TO DO: Can you render the lines of the records as a numbered list, from the line containing "Decompose this screenshot" through the line containing "x-axis-label: 2022 bbox=[407, 414, 450, 436]", with any blank lines left out?

GIVEN DATA:
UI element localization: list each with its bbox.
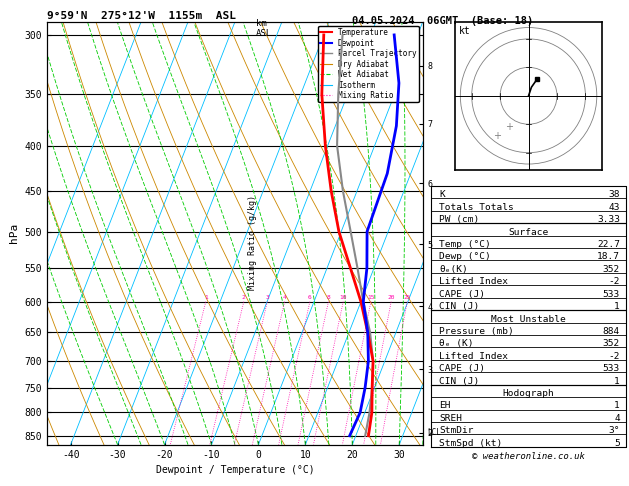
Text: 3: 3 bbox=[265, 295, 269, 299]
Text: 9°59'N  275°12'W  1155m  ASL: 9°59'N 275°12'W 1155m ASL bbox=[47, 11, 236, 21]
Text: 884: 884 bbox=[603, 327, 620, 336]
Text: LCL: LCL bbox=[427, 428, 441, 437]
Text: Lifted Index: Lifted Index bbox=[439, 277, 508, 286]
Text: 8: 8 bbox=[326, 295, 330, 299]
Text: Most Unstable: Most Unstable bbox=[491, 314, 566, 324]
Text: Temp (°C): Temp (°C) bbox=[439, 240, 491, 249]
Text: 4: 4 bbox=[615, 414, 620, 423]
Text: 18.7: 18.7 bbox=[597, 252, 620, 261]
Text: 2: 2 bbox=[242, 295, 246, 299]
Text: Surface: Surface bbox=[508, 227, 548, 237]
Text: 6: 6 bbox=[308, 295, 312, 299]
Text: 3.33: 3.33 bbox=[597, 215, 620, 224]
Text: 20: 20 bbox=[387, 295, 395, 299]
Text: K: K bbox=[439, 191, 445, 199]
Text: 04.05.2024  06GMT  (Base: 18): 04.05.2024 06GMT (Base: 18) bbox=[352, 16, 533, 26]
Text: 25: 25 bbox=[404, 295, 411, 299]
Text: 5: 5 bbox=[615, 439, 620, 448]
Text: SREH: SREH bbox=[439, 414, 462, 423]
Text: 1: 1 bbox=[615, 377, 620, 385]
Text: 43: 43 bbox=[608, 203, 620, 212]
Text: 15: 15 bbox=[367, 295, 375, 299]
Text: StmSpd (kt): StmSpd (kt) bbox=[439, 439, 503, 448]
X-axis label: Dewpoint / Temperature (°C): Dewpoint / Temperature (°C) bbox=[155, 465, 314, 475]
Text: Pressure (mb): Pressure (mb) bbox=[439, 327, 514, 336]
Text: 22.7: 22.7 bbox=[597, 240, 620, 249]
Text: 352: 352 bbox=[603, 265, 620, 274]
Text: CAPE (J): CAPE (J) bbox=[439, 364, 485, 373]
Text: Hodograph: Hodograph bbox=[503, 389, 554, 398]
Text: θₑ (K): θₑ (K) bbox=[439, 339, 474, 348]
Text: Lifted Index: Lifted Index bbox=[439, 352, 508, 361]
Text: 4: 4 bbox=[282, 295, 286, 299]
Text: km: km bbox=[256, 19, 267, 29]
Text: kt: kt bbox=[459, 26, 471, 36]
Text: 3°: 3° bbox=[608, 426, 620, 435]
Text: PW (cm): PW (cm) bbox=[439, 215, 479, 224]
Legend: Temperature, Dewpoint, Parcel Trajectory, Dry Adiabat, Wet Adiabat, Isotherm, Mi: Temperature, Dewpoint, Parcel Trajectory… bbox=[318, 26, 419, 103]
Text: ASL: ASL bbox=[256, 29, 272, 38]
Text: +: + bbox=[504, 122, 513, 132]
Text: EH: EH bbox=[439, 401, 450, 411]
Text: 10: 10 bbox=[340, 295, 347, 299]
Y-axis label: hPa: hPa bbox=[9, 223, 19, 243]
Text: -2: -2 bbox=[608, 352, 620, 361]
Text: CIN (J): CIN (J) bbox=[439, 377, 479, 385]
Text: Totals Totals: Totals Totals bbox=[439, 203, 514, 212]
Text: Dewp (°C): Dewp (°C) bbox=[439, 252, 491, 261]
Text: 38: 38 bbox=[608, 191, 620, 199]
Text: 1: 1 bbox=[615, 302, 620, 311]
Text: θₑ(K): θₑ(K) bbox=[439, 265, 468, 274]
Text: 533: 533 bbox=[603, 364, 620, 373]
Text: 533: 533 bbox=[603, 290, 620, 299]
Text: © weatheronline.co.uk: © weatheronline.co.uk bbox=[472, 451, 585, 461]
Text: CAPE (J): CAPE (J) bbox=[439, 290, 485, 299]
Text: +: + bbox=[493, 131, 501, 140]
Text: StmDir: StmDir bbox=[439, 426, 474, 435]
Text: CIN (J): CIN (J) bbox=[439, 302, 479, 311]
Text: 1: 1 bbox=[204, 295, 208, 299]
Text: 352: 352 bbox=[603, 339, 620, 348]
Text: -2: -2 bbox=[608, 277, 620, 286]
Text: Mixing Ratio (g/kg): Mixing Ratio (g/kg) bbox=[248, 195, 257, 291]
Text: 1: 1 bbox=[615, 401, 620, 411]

==

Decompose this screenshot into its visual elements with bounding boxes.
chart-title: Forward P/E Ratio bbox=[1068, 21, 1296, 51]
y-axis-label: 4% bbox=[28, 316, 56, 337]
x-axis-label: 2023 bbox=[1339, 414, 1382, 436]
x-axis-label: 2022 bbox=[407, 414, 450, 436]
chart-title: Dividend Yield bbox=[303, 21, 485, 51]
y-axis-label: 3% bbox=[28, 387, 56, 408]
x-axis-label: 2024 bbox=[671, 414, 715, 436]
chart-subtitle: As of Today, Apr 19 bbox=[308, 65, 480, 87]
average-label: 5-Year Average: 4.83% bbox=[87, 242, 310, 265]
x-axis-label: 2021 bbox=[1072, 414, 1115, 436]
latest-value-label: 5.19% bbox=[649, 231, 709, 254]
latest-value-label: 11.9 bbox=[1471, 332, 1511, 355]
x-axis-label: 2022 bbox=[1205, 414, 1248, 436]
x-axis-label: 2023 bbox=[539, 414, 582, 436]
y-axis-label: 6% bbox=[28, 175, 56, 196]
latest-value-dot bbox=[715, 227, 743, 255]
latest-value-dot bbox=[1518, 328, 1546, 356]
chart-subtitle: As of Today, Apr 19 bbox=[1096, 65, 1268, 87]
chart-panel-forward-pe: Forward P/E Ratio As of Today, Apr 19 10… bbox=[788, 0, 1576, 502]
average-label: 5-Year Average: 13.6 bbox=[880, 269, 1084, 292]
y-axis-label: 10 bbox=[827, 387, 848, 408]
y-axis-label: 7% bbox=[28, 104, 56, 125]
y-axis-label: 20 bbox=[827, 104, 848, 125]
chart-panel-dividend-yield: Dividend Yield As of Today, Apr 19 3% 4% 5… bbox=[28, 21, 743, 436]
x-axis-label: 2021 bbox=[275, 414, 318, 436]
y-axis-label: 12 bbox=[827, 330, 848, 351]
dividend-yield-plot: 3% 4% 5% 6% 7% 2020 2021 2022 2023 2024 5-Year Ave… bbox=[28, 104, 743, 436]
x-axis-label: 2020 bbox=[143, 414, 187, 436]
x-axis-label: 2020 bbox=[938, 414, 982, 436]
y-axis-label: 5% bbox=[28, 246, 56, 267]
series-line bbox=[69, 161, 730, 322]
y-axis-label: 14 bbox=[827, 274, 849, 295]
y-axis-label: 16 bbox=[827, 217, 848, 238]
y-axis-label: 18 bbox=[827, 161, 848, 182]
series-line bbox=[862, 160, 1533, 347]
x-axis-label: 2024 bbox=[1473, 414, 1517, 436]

...

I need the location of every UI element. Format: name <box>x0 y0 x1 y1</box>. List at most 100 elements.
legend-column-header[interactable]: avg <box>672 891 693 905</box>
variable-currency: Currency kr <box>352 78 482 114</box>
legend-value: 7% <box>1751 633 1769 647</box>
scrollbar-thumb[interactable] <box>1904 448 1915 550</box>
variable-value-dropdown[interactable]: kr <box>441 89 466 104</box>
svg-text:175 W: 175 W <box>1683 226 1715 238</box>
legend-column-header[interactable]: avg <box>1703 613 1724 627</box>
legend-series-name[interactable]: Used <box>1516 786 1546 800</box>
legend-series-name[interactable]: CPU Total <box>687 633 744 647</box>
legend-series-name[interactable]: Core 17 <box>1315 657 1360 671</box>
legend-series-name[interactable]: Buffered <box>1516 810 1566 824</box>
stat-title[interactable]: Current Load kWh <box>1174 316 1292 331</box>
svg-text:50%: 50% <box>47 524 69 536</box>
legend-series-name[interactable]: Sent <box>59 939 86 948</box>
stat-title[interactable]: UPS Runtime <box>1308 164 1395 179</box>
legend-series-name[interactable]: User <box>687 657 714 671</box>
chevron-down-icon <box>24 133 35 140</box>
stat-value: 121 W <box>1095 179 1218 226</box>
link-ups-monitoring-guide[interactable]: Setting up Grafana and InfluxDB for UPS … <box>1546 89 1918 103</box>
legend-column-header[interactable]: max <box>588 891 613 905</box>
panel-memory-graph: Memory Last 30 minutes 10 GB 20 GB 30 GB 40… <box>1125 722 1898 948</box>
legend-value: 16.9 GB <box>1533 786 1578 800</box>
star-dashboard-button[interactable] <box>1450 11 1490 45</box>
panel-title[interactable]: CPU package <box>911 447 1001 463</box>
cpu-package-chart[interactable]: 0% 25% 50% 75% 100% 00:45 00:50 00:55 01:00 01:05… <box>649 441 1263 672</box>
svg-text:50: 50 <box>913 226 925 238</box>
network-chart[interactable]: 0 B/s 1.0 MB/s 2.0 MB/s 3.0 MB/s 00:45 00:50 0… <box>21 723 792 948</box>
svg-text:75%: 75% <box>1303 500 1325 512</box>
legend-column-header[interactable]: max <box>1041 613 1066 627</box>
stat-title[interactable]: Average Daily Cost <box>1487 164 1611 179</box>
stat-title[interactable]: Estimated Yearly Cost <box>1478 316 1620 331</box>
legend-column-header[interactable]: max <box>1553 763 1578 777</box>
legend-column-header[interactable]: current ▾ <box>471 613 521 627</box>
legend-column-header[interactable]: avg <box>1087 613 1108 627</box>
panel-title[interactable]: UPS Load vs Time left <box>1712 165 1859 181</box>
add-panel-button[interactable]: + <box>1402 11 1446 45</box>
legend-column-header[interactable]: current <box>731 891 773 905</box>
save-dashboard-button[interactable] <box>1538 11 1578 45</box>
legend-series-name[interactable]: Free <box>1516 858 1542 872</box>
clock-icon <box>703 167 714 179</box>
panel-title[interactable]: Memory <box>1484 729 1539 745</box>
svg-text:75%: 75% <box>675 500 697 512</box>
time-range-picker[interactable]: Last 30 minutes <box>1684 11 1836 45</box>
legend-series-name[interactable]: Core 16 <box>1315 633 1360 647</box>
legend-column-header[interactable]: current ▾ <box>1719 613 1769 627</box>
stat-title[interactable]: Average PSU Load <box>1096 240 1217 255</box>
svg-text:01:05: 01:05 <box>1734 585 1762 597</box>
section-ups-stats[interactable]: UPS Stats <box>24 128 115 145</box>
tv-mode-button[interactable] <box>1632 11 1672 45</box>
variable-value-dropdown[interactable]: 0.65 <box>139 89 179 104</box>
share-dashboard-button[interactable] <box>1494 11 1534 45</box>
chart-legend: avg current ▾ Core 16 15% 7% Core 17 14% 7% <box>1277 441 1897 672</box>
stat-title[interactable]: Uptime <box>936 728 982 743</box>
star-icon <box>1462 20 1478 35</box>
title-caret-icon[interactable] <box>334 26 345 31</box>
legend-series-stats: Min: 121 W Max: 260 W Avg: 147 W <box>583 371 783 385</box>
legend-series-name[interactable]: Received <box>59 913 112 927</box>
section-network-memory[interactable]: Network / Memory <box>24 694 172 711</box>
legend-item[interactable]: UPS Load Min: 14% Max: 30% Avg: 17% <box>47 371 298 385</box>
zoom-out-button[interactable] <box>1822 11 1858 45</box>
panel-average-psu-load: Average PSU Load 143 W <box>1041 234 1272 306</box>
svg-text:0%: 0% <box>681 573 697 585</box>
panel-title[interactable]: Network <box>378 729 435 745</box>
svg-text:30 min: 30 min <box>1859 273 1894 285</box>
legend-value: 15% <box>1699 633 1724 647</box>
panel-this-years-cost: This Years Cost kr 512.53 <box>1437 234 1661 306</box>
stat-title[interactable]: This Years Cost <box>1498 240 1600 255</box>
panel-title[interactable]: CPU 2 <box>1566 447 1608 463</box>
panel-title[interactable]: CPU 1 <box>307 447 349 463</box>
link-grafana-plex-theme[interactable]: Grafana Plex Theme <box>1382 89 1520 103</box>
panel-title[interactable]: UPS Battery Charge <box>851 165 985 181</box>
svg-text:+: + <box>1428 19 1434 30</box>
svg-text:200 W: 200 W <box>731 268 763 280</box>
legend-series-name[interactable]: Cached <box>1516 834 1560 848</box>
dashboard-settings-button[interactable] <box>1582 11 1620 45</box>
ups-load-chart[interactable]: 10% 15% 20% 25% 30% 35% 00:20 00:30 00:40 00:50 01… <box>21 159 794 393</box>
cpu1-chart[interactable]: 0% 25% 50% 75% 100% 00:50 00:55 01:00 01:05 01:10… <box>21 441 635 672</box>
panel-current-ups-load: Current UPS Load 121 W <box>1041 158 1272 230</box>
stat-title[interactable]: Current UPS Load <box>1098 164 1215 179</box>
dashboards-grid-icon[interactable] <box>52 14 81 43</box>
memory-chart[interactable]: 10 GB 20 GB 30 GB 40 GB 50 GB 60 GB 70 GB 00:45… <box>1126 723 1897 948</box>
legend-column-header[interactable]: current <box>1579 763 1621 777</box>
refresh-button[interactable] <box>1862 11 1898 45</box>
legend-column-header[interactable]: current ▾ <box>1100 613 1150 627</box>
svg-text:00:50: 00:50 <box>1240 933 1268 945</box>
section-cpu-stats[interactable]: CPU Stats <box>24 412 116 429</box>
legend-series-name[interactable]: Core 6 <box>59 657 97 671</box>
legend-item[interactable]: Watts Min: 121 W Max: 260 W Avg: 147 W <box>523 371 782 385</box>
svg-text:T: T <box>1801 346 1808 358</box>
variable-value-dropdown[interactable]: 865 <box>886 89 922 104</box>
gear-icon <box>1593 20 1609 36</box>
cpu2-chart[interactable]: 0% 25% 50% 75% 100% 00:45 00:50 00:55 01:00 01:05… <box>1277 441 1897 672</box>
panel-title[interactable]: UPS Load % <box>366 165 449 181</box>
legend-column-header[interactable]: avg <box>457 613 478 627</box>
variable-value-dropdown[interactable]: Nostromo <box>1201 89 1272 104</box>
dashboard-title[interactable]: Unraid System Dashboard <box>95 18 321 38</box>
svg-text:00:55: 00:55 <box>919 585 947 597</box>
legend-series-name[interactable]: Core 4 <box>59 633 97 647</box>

THE ANSWER:
1. Decompose this screenshot into its visual elements with bounding boxes.
2. chart-title: Forward P/E Ratio bbox=[1068, 21, 1296, 51]
3. y-axis-label: 4% bbox=[28, 316, 56, 337]
4. x-axis-label: 2023 bbox=[1339, 414, 1382, 436]
5. x-axis-label: 2022 bbox=[407, 414, 450, 436]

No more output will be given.